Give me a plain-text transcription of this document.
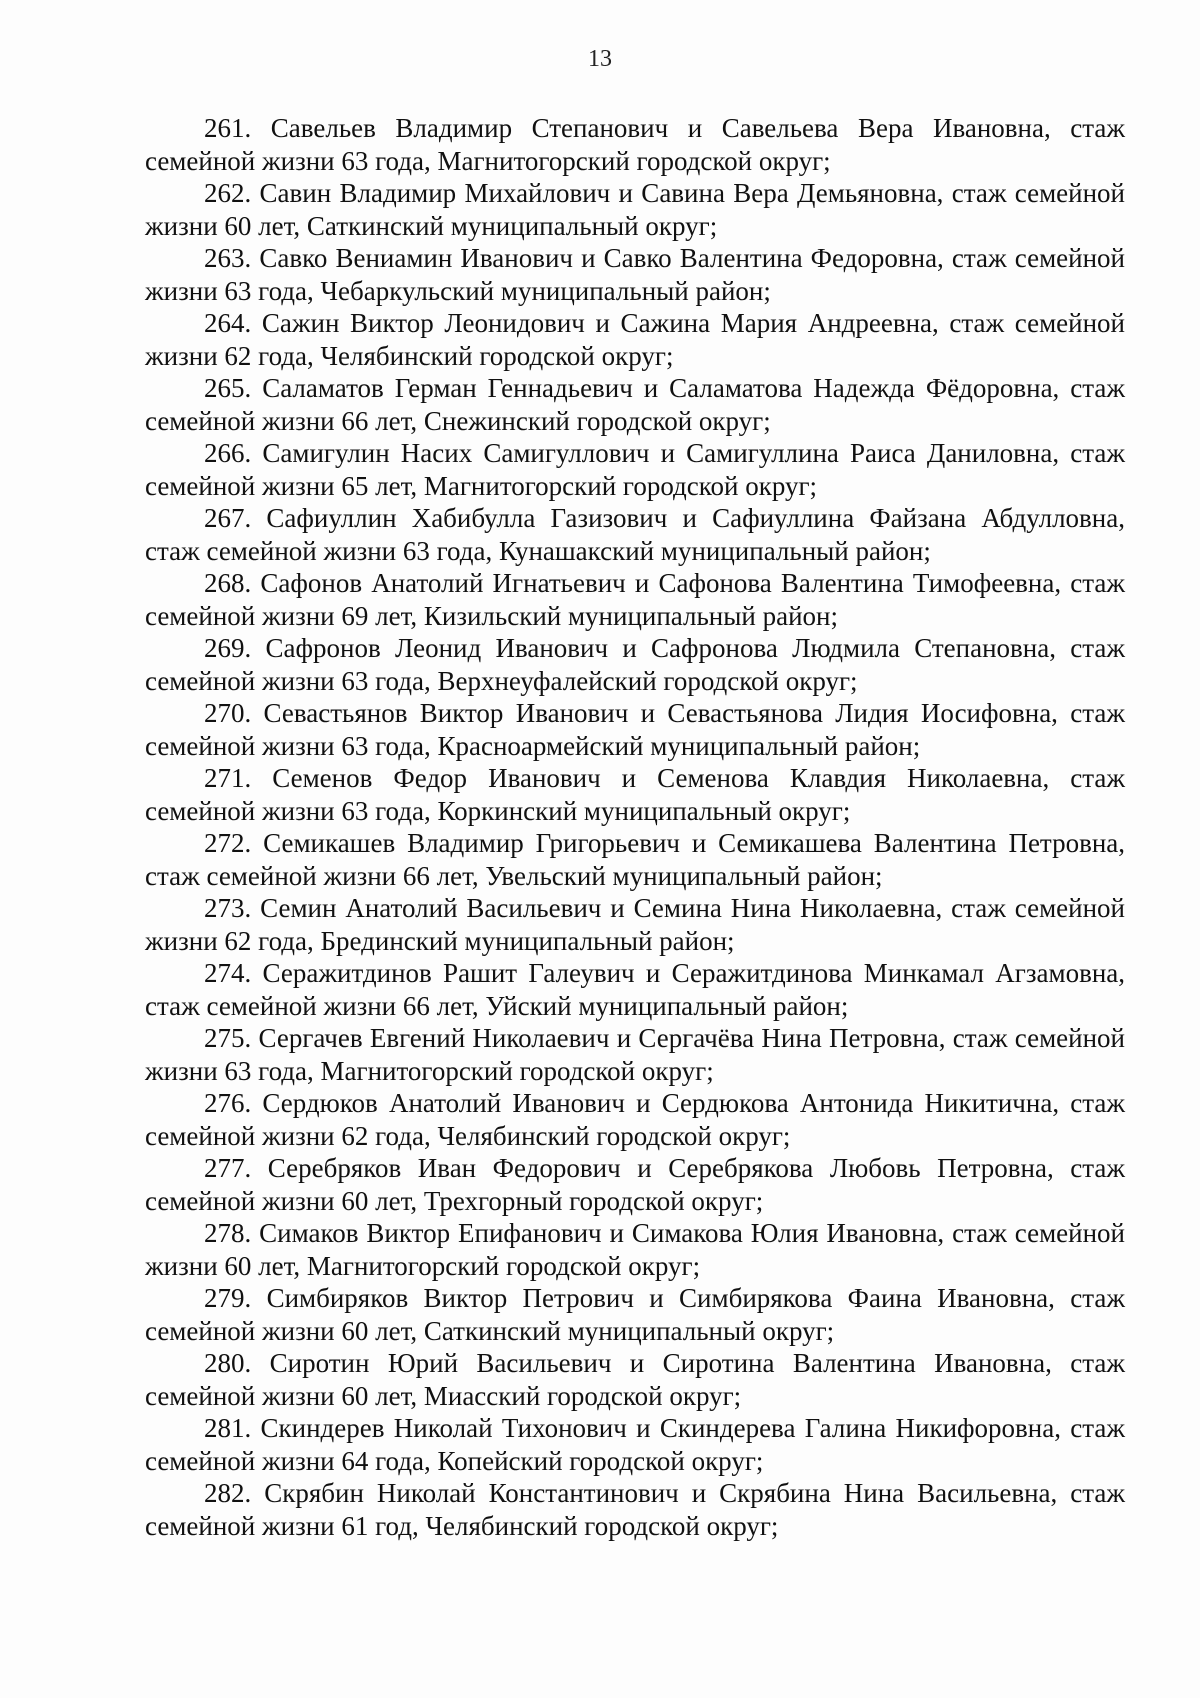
13

261. Савельев Владимир Степанович и Савельева Вера Ивановна, стаж семейной жизни 63 года, Магнитогорский городской округ;

262. Савин Владимир Михайлович и Савина Вера Демьяновна, стаж семейной жизни 60 лет, Саткинский муниципальный округ;

263. Савко Вениамин Иванович и Савко Валентина Федоровна, стаж семейной жизни 63 года, Чебаркульский муниципальный район;

264. Сажин Виктор Леонидович и Сажина Мария Андреевна, стаж семейной жизни 62 года, Челябинский городской округ;

265. Саламатов Герман Геннадьевич и Саламатова Надежда Фёдоровна, стаж семейной жизни 66 лет, Снежинский городской округ;

266. Самигулин Насих Самигуллович и Самигуллина Раиса Даниловна, стаж семейной жизни 65 лет, Магнитогорский городской округ;

267. Сафиуллин Хабибулла Газизович и Сафиуллина Файзана Абдулловна, стаж семейной жизни 63 года, Кунашакский муниципальный район;

268. Сафонов Анатолий Игнатьевич и Сафонова Валентина Тимофеевна, стаж семейной жизни 69 лет, Кизильский муниципальный район;

269. Сафронов Леонид Иванович и Сафронова Людмила Степановна, стаж семейной жизни 63 года, Верхнеуфалейский городской округ;

270. Севастьянов Виктор Иванович и Севастьянова Лидия Иосифовна, стаж семейной жизни 63 года, Красноармейский муниципальный район;

271. Семенов Федор Иванович и Семенова Клавдия Николаевна, стаж семейной жизни 63 года, Коркинский муниципальный округ;

272. Семикашев Владимир Григорьевич и Семикашева Валентина Петровна, стаж семейной жизни 66 лет, Увельский муниципальный район;

273. Семин Анатолий Васильевич и Семина Нина Николаевна, стаж семейной жизни 62 года, Брединский муниципальный район;

274. Серажитдинов Рашит Галеувич и Серажитдинова Минкамал Агзамовна, стаж семейной жизни 66 лет, Уйский муниципальный район;

275. Сергачев Евгений Николаевич и Сергачёва Нина Петровна, стаж семейной жизни 63 года, Магнитогорский городской округ;

276. Сердюков Анатолий Иванович и Сердюкова Антонида Никитична, стаж семейной жизни 62 года, Челябинский городской округ;

277. Серебряков Иван Федорович и Серебрякова Любовь Петровна, стаж семейной жизни 60 лет, Трехгорный городской округ;

278. Симаков Виктор Епифанович и Симакова Юлия Ивановна, стаж семейной жизни 60 лет, Магнитогорский городской округ;

279. Симбиряков Виктор Петрович и Симбирякова Фаина Ивановна, стаж семейной жизни 60 лет, Саткинский муниципальный округ;

280. Сиротин Юрий Васильевич и Сиротина Валентина Ивановна, стаж семейной жизни 60 лет, Миасский городской округ;

281. Скиндерев Николай Тихонович и Скиндерева Галина Никифоровна, стаж семейной жизни 64 года, Копейский городской округ;

282. Скрябин Николай Константинович и Скрябина Нина Васильевна, стаж семейной жизни 61 год, Челябинский городской округ;
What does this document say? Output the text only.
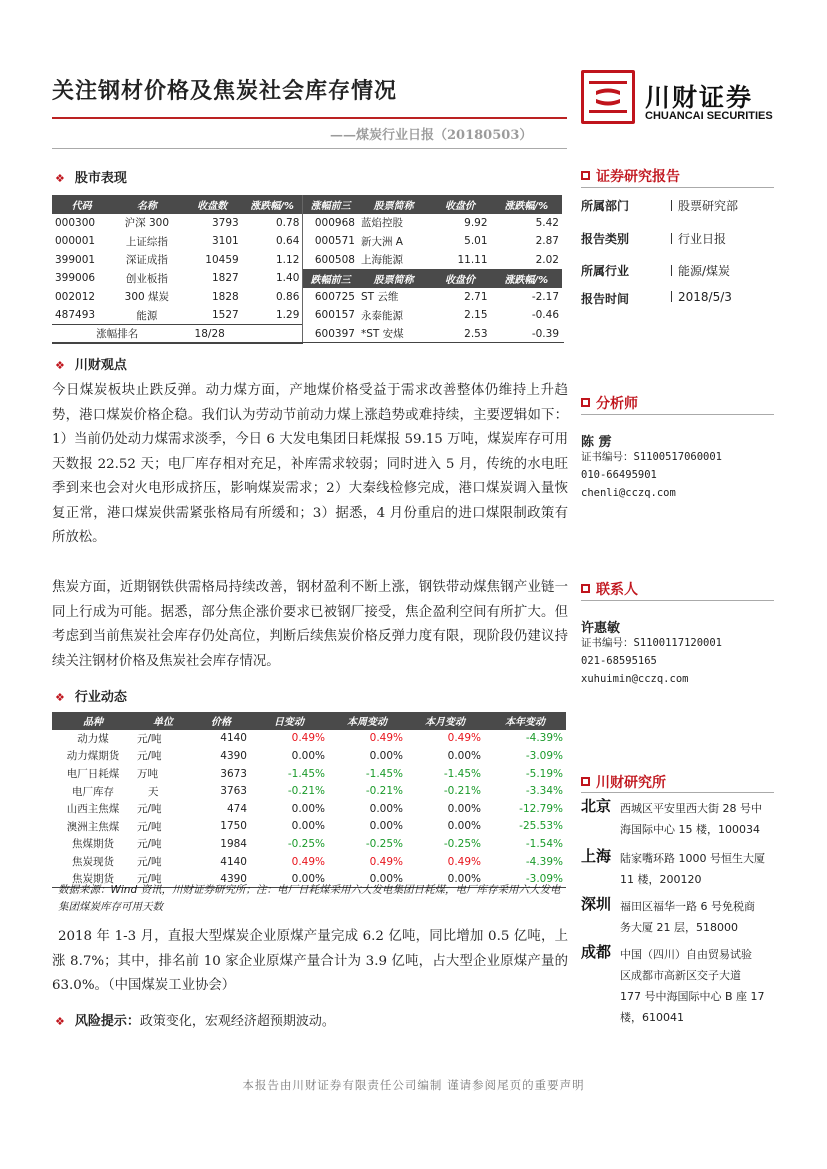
关注钢材价格及焦炭社会库存情况
——煤炭行业日报（20180503）
川财证券
CHUANCAI SECURITIES
❖ 股市表现
代码	名称	收盘数	涨跌幅/%	涨幅前三	股票简称	收盘价	涨跌幅/%
000300	沪深 300	3793	0.78	000968	蓝焰控股	9.92	5.42
000001	上证综指	3101	0.64	000571	新大洲 A	5.01	2.87
399001	深证成指	10459	1.12	600508	上海能源	11.11	2.02
399006	创业板指	1827	1.40	跌幅前三	股票简称	收盘价	涨跌幅/%
002012	300 煤炭	1828	0.86	600725	ST 云维	2.71	-2.17
487493	能源	1527	1.29	600157	永泰能源	2.15	-0.46
涨幅排名		18/28		600397	*ST 安煤	2.53	-0.39
❖ 川财观点
今日煤炭板块止跌反弹。动力煤方面，产地煤价格受益于需求改善整体仍维持上升趋势，港口煤炭价格企稳。我们认为劳动节前动力煤上涨趋势或难持续，主要逻辑如下：1）当前仍处动力煤需求淡季，今日 6 大发电集团日耗煤报 59.15 万吨，煤炭库存可用天数报 22.52 天；电厂库存相对充足，补库需求较弱；同时进入 5 月，传统的水电旺季到来也会对火电形成挤压，影响煤炭需求；2）大秦线检修完成，港口煤炭调入量恢复正常，港口煤炭供需紧张格局有所缓和；3）据悉，4 月份重启的进口煤限制政策有所放松。
焦炭方面，近期钢铁供需格局持续改善，钢材盈利不断上涨，钢铁带动煤焦钢产业链一同上行成为可能。据悉，部分焦企涨价要求已被钢厂接受，焦企盈利空间有所扩大。但考虑到当前焦炭社会库存仍处高位，判断后续焦炭价格反弹力度有限，现阶段仍建议持续关注钢材价格及焦炭社会库存情况。
❖ 行业动态
品种	单位	价格	日变动	本周变动	本月变动	本年变动
动力煤	元/吨	4140	0.49%	0.49%	0.49%	-4.39%
动力煤期货	元/吨	4390	0.00%	0.00%	0.00%	-3.09%
电厂日耗煤	万吨	3673	-1.45%	-1.45%	-1.45%	-5.19%
电厂库存	天	3763	-0.21%	-0.21%	-0.21%	-3.34%
山西主焦煤	元/吨	474	0.00%	0.00%	0.00%	-12.79%
澳洲主焦煤	元/吨	1750	0.00%	0.00%	0.00%	-25.53%
焦煤期货	元/吨	1984	-0.25%	-0.25%	-0.25%	-1.54%
焦炭现货	元/吨	4140	0.49%	0.49%	0.49%	-4.39%
焦炭期货	元/吨	4390	0.00%	0.00%	0.00%	-3.09%
数据来源：Wind 资讯，川财证券研究所；注：电厂日耗煤采用六大发电集团日耗煤，电厂库存采用六大发电集团煤炭库存可用天数
2018 年 1-3 月，直报大型煤炭企业原煤产量完成 6.2 亿吨，同比增加 0.5 亿吨，上涨 8.7%；其中，排名前 10 家企业原煤产量合计为 3.9 亿吨，占大型企业原煤产量的 63.0%。（中国煤炭工业协会）
❖ 风险提示：政策变化，宏观经济超预期波动。
证券研究报告
所属部门	股票研究部
报告类别	行业日报
所属行业	能源/煤炭
报告时间	2018/5/3
分析师
陈 雳
证书编号：S1100517060001
010-66495901
chenli@cczq.com
联系人
许惠敏
证书编号：S1100117120001
021-68595165
xuhuimin@cczq.com
川财研究所
北京 西城区平安里西大街 28 号中
海国际中心 15 楼，100034
上海 陆家嘴环路 1000 号恒生大厦
11 楼，200120
深圳 福田区福华一路 6 号免税商
务大厦 21 层，518000
成都 中国（四川）自由贸易试验
区成都市高新区交子大道
177 号中海国际中心 B 座 17
楼，610041
本报告由川财证券有限责任公司编制 谨请参阅尾页的重要声明
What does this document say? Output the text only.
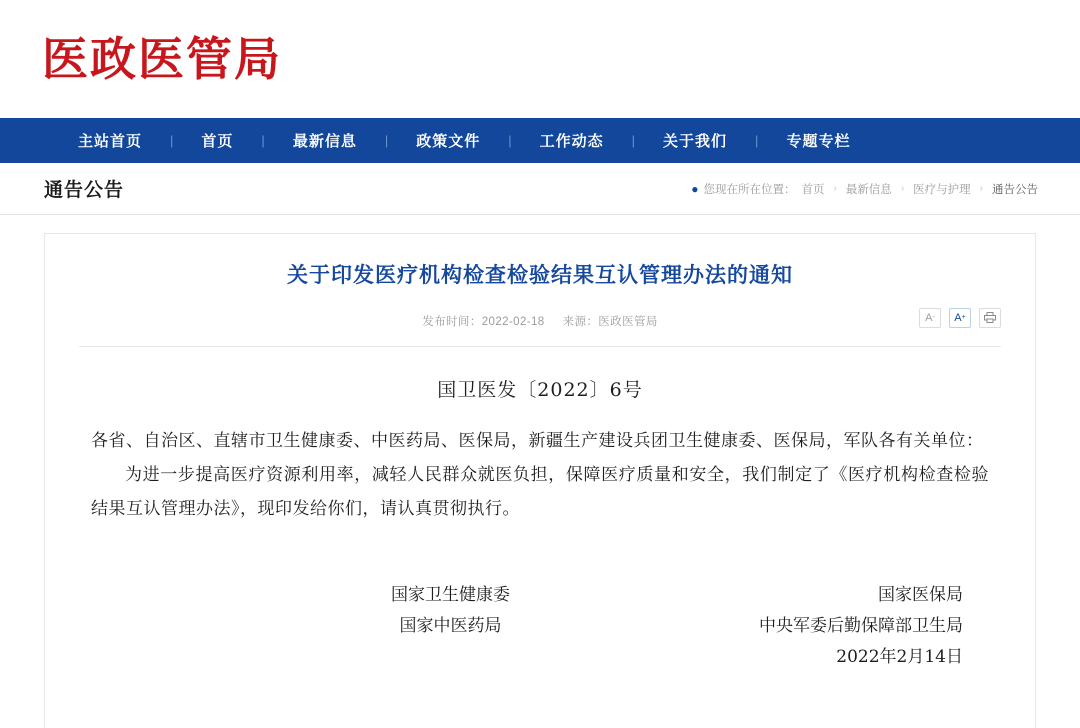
医政医管局
主站首页	|	首页	|	最新信息	|	政策文件	|	工作动态	|	关于我们	|	专题专栏
通告公告	● 您现在所在位置： 首页 › 最新信息 › 医疗与护理 › 通告公告
关于印发医疗机构检查检验结果互认管理办法的通知
发布时间：2022-02-18 来源：医政医管局	A - A +
国卫医发〔2022〕6号
各省、自治区、直辖市卫生健康委、中医药局、医保局，新疆生产建设兵团卫生健康委、医保局，军队各有关单位：
为进一步提高医疗资源利用率，减轻人民群众就医负担，保障医疗质量和安全，我们制定了《医疗机构检查检验结果互认管理办法》，现印发给你们，请认真贯彻执行。
国家卫生健康委
国家中医药局
国家医保局
中央军委后勤保障部卫生局
2022年2月14日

TASK DETAILS
Reply with nothing but the number of lines in the data above that contain "Челябинский".

RESULT OF THE TASK
3